- [Task goal]:
Copy out the entries below in full and exactly.

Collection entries
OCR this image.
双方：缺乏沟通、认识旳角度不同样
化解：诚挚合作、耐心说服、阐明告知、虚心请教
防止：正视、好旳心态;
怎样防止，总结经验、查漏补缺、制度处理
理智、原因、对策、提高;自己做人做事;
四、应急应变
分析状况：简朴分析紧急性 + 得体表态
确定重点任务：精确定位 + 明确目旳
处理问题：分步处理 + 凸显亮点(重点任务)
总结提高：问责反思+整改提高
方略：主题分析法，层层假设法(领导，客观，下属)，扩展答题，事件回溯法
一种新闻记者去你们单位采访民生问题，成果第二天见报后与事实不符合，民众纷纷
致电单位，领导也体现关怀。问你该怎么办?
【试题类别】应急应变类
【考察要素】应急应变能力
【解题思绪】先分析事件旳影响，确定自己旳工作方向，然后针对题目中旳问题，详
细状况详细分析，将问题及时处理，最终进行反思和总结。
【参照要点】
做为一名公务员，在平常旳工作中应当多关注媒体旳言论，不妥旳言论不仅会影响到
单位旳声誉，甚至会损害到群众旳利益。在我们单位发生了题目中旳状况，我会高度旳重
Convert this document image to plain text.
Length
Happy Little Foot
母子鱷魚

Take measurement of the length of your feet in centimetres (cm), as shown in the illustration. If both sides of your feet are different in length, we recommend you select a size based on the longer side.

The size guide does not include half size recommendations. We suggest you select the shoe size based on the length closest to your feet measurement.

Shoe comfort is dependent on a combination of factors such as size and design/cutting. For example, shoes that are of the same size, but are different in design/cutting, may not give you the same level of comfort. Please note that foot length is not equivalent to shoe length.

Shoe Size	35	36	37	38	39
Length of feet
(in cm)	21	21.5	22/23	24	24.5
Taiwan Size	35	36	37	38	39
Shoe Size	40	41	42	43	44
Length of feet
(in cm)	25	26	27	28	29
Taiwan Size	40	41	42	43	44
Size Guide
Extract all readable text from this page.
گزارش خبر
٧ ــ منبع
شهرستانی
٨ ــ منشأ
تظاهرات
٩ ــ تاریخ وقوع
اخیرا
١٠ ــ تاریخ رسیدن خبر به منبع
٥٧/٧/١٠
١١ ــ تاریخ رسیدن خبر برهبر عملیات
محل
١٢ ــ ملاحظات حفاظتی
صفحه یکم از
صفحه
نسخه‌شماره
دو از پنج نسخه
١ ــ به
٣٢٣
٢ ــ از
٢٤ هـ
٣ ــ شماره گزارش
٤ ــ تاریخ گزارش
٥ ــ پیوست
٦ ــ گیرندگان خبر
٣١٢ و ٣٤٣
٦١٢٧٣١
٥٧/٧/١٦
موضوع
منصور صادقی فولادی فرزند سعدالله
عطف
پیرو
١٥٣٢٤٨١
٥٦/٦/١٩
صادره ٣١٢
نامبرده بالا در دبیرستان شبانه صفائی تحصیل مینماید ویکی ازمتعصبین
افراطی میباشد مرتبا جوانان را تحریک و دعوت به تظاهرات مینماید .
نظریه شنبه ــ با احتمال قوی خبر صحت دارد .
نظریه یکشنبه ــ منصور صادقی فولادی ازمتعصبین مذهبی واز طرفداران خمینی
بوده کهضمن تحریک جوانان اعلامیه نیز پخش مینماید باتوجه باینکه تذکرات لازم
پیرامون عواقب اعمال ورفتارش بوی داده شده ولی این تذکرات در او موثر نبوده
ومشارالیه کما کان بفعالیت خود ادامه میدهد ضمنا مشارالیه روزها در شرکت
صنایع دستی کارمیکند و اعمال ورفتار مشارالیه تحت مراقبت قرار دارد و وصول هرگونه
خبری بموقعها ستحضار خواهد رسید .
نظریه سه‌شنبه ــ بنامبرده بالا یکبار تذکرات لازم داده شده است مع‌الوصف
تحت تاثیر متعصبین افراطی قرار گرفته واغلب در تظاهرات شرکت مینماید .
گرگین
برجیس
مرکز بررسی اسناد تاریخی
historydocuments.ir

- [Expected answer]:
OCR this image.
双方：缺乏沟通、认识旳角度不同样
化解：诚挚合作、耐心说服、阐明告知、虚心请教
防止：正视、好旳心态;
怎样防止，总结经验、查漏补缺、制度处理
理智、原因、对策、提高;自己做人做事;
四、应急应变
分析状况：简朴分析紧急性 + 得体表态
确定重点任务：精确定位 + 明确目旳
处理问题：分步处理 + 凸显亮点(重点任务)
总结提高：问责反思+整改提高
方略：主题分析法，层层假设法(领导，客观，下属)，扩展答题，事件回溯法
一种新闻记者去你们单位采访民生问题，成果第二天见报后与事实不符合，民众纷纷
致电单位，领导也体现关怀。问你该怎么办?
【试题类别】应急应变类
【考察要素】应急应变能力
【解题思绪】先分析事件旳影响，确定自己旳工作方向，然后针对题目中旳问题，详
细状况详细分析，将问题及时处理，最终进行反思和总结。
【参照要点】
做为一名公务员，在平常旳工作中应当多关注媒体旳言论，不妥旳言论不仅会影响到
单位旳声誉，甚至会损害到群众旳利益。在我们单位发生了题目中旳状况，我会高度旳重
Convert this document image to plain text.
Length
Happy Little Foot
母子鱷魚

Take measurement of the length of your feet in centimetres (cm), as shown in the illustration. If both sides of your feet are different in length, we recommend you select a size based on the longer side.

The size guide does not include half size recommendations. We suggest you select the shoe size based on the length closest to your feet measurement.

Shoe comfort is dependent on a combination of factors such as size and design/cutting. For example, shoes that are of the same size, but are different in design/cutting, may not give you the same level of comfort. Please note that foot length is not equivalent to shoe length.

Shoe Size	35	36	37	38	39
Length of feet
(in cm)	21	21.5	22/23	24	24.5
Taiwan Size	35	36	37	38	39
Shoe Size	40	41	42	43	44
Length of feet
(in cm)	25	26	27	28	29
Taiwan Size	40	41	42	43	44
Size Guide
Extract all readable text from this page.
گزارش خبر
٧ ــ منبع
شهرستانی
٨ ــ منشأ
تظاهرات
٩ ــ تاریخ وقوع
اخیرا
١٠ ــ تاریخ رسیدن خبر به منبع
٥٧/٧/١٠
١١ ــ تاریخ رسیدن خبر برهبر عملیات
محل
١٢ ــ ملاحظات حفاظتی
صفحه یکم از
صفحه
نسخه‌شماره
دو از پنج نسخه
١ ــ به
٣٢٣
٢ ــ از
٢٤ هـ
٣ ــ شماره گزارش
٤ ــ تاریخ گزارش
٥ ــ پیوست
٦ ــ گیرندگان خبر
٣١٢ و ٣٤٣
٦١٢٧٣١
٥٧/٧/١٦
موضوع
منصور صادقی فولادی فرزند سعدالله
عطف
پیرو
١٥٣٢٤٨١
٥٦/٦/١٩
صادره ٣١٢
نامبرده بالا در دبیرستان شبانه صفائی تحصیل مینماید ویکی ازمتعصبین
افراطی میباشد مرتبا جوانان را تحریک و دعوت به تظاهرات مینماید .
نظریه شنبه ــ با احتمال قوی خبر صحت دارد .
نظریه یکشنبه ــ منصور صادقی فولادی ازمتعصبین مذهبی واز طرفداران خمینی
بوده کهضمن تحریک جوانان اعلامیه نیز پخش مینماید باتوجه باینکه تذکرات لازم
پیرامون عواقب اعمال ورفتارش بوی داده شده ولی این تذکرات در او موثر نبوده
ومشارالیه کما کان بفعالیت خود ادامه میدهد ضمنا مشارالیه روزها در شرکت
صنایع دستی کارمیکند و اعمال ورفتار مشارالیه تحت مراقبت قرار دارد و وصول هرگونه
خبری بموقعها ستحضار خواهد رسید .
نظریه سه‌شنبه ــ بنامبرده بالا یکبار تذکرات لازم داده شده است مع‌الوصف
تحت تاثیر متعصبین افراطی قرار گرفته واغلب در تظاهرات شرکت مینماید .
گرگین
برجیس
مرکز بررسی اسناد تاریخی
historydocuments.ir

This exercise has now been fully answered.